Extract all of the entries and set them down verbatim.

(Stored data)

»»

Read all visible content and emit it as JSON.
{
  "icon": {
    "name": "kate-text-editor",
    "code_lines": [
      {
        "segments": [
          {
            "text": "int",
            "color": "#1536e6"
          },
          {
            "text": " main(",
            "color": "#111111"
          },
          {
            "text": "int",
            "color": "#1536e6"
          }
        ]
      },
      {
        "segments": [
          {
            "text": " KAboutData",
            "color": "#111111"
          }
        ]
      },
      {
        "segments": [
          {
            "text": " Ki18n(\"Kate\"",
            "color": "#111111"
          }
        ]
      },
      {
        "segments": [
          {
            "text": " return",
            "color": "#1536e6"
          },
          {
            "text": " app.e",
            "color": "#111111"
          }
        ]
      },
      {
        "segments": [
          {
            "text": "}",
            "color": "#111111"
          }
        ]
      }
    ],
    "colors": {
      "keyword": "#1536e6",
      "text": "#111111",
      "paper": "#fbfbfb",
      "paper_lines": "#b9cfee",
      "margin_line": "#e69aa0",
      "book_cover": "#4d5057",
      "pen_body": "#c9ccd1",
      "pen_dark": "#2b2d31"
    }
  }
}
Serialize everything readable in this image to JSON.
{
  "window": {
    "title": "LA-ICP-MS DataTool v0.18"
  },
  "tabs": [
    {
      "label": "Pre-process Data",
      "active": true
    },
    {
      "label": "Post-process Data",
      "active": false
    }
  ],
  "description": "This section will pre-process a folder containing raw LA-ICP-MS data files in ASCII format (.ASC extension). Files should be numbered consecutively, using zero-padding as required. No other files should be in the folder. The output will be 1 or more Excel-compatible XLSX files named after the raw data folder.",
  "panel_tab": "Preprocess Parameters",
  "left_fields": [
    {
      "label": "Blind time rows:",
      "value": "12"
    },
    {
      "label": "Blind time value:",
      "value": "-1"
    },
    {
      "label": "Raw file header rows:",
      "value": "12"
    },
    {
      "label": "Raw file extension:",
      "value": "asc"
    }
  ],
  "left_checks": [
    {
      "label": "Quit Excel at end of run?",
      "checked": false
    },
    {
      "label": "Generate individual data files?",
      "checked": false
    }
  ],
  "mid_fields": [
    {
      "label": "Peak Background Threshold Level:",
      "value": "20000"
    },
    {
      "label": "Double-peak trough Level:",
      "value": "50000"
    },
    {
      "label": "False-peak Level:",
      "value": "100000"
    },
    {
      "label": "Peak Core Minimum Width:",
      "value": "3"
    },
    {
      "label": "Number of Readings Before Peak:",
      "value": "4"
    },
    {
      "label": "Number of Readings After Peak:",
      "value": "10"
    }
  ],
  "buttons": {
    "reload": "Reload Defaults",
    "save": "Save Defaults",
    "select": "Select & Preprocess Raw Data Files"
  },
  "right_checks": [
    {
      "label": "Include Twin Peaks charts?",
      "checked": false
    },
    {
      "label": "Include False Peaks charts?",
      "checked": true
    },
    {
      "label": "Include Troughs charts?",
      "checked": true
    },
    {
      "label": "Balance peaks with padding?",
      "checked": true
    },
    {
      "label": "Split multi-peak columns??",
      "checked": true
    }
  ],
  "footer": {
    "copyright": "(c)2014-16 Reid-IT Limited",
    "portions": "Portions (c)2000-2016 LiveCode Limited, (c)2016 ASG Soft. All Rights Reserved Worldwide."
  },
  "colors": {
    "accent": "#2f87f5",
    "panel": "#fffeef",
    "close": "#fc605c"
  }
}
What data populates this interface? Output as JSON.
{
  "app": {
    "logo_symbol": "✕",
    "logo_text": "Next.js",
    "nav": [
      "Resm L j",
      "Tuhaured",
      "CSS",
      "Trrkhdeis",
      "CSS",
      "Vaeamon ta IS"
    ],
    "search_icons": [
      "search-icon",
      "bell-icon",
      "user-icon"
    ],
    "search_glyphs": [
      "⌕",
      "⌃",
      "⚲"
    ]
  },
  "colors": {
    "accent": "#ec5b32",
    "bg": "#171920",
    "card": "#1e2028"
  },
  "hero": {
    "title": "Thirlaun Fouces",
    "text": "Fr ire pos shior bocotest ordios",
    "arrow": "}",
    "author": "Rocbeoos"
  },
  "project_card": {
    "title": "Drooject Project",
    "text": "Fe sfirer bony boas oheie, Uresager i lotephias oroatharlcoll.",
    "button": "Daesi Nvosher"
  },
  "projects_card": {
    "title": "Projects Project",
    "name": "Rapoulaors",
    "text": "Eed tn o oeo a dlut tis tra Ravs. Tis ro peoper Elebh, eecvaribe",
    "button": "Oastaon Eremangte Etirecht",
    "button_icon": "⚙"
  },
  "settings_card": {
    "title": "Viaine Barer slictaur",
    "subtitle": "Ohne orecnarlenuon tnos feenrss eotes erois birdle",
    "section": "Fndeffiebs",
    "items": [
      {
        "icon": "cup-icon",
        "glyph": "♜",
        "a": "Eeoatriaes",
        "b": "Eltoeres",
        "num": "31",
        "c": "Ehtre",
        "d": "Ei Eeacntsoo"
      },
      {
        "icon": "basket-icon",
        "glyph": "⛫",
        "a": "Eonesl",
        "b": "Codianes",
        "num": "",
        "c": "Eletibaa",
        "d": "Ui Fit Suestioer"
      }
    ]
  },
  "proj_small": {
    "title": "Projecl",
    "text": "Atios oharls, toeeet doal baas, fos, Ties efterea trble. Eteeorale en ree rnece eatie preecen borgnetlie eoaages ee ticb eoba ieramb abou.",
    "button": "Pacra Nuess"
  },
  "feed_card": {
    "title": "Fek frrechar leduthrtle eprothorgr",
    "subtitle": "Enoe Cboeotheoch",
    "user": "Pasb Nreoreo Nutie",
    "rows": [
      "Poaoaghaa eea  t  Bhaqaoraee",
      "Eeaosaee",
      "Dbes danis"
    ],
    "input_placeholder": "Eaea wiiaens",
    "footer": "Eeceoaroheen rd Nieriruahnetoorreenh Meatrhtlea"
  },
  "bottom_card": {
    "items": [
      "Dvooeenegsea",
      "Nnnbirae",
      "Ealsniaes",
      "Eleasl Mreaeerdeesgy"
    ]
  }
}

««

→ **THE COMPLETED TASK**:
Read all visible content and emit it as JSON.
{
  "icon": {
    "name": "kate-text-editor",
    "code_lines": [
      {
        "segments": [
          {
            "text": "int",
            "color": "#1536e6"
          },
          {
            "text": " main(",
            "color": "#111111"
          },
          {
            "text": "int",
            "color": "#1536e6"
          }
        ]
      },
      {
        "segments": [
          {
            "text": " KAboutData",
            "color": "#111111"
          }
        ]
      },
      {
        "segments": [
          {
            "text": " Ki18n(\"Kate\"",
            "color": "#111111"
          }
        ]
      },
      {
        "segments": [
          {
            "text": " return",
            "color": "#1536e6"
          },
          {
            "text": " app.e",
            "color": "#111111"
          }
        ]
      },
      {
        "segments": [
          {
            "text": "}",
            "color": "#111111"
          }
        ]
      }
    ],
    "colors": {
      "keyword": "#1536e6",
      "text": "#111111",
      "paper": "#fbfbfb",
      "paper_lines": "#b9cfee",
      "margin_line": "#e69aa0",
      "book_cover": "#4d5057",
      "pen_body": "#c9ccd1",
      "pen_dark": "#2b2d31"
    }
  }
}
Serialize everything readable in this image to JSON.
{
  "window": {
    "title": "LA-ICP-MS DataTool v0.18"
  },
  "tabs": [
    {
      "label": "Pre-process Data",
      "active": true
    },
    {
      "label": "Post-process Data",
      "active": false
    }
  ],
  "description": "This section will pre-process a folder containing raw LA-ICP-MS data files in ASCII format (.ASC extension). Files should be numbered consecutively, using zero-padding as required. No other files should be in the folder. The output will be 1 or more Excel-compatible XLSX files named after the raw data folder.",
  "panel_tab": "Preprocess Parameters",
  "left_fields": [
    {
      "label": "Blind time rows:",
      "value": "12"
    },
    {
      "label": "Blind time value:",
      "value": "-1"
    },
    {
      "label": "Raw file header rows:",
      "value": "12"
    },
    {
      "label": "Raw file extension:",
      "value": "asc"
    }
  ],
  "left_checks": [
    {
      "label": "Quit Excel at end of run?",
      "checked": false
    },
    {
      "label": "Generate individual data files?",
      "checked": false
    }
  ],
  "mid_fields": [
    {
      "label": "Peak Background Threshold Level:",
      "value": "20000"
    },
    {
      "label": "Double-peak trough Level:",
      "value": "50000"
    },
    {
      "label": "False-peak Level:",
      "value": "100000"
    },
    {
      "label": "Peak Core Minimum Width:",
      "value": "3"
    },
    {
      "label": "Number of Readings Before Peak:",
      "value": "4"
    },
    {
      "label": "Number of Readings After Peak:",
      "value": "10"
    }
  ],
  "buttons": {
    "reload": "Reload Defaults",
    "save": "Save Defaults",
    "select": "Select & Preprocess Raw Data Files"
  },
  "right_checks": [
    {
      "label": "Include Twin Peaks charts?",
      "checked": false
    },
    {
      "label": "Include False Peaks charts?",
      "checked": true
    },
    {
      "label": "Include Troughs charts?",
      "checked": true
    },
    {
      "label": "Balance peaks with padding?",
      "checked": true
    },
    {
      "label": "Split multi-peak columns??",
      "checked": true
    }
  ],
  "footer": {
    "copyright": "(c)2014-16 Reid-IT Limited",
    "portions": "Portions (c)2000-2016 LiveCode Limited, (c)2016 ASG Soft. All Rights Reserved Worldwide."
  },
  "colors": {
    "accent": "#2f87f5",
    "panel": "#fffeef",
    "close": "#fc605c"
  }
}
What data populates this interface? Output as JSON.
{
  "app": {
    "logo_symbol": "✕",
    "logo_text": "Next.js",
    "nav": [
      "Resm L j",
      "Tuhaured",
      "CSS",
      "Trrkhdeis",
      "CSS",
      "Vaeamon ta IS"
    ],
    "search_icons": [
      "search-icon",
      "bell-icon",
      "user-icon"
    ],
    "search_glyphs": [
      "⌕",
      "⌃",
      "⚲"
    ]
  },
  "colors": {
    "accent": "#ec5b32",
    "bg": "#171920",
    "card": "#1e2028"
  },
  "hero": {
    "title": "Thirlaun Fouces",
    "text": "Fr ire pos shior bocotest ordios",
    "arrow": "}",
    "author": "Rocbeoos"
  },
  "project_card": {
    "title": "Drooject Project",
    "text": "Fe sfirer bony boas oheie, Uresager i lotephias oroatharlcoll.",
    "button": "Daesi Nvosher"
  },
  "projects_card": {
    "title": "Projects Project",
    "name": "Rapoulaors",
    "text": "Eed tn o oeo a dlut tis tra Ravs. Tis ro peoper Elebh, eecvaribe",
    "button": "Oastaon Eremangte Etirecht",
    "button_icon": "⚙"
  },
  "settings_card": {
    "title": "Viaine Barer slictaur",
    "subtitle": "Ohne orecnarlenuon tnos feenrss eotes erois birdle",
    "section": "Fndeffiebs",
    "items": [
      {
        "icon": "cup-icon",
        "glyph": "♜",
        "a": "Eeoatriaes",
        "b": "Eltoeres",
        "num": "31",
        "c": "Ehtre",
        "d": "Ei Eeacntsoo"
      },
      {
        "icon": "basket-icon",
        "glyph": "⛫",
        "a": "Eonesl",
        "b": "Codianes",
        "num": "",
        "c": "Eletibaa",
        "d": "Ui Fit Suestioer"
      }
    ]
  },
  "proj_small": {
    "title": "Projecl",
    "text": "Atios oharls, toeeet doal baas, fos, Ties efterea trble. Eteeorale en ree rnece eatie preecen borgnetlie eoaages ee ticb eoba ieramb abou.",
    "button": "Pacra Nuess"
  },
  "feed_card": {
    "title": "Fek frrechar leduthrtle eprothorgr",
    "subtitle": "Enoe Cboeotheoch",
    "user": "Pasb Nreoreo Nutie",
    "rows": [
      "Poaoaghaa eea  t  Bhaqaoraee",
      "Eeaosaee",
      "Dbes danis"
    ],
    "input_placeholder": "Eaea wiiaens",
    "footer": "Eeceoaroheen rd Nieriruahnetoorreenh Meatrhtlea"
  },
  "bottom_card": {
    "items": [
      "Dvooeenegsea",
      "Nnnbirae",
      "Ealsniaes",
      "Eleasl Mreaeerdeesgy"
    ]
  }
}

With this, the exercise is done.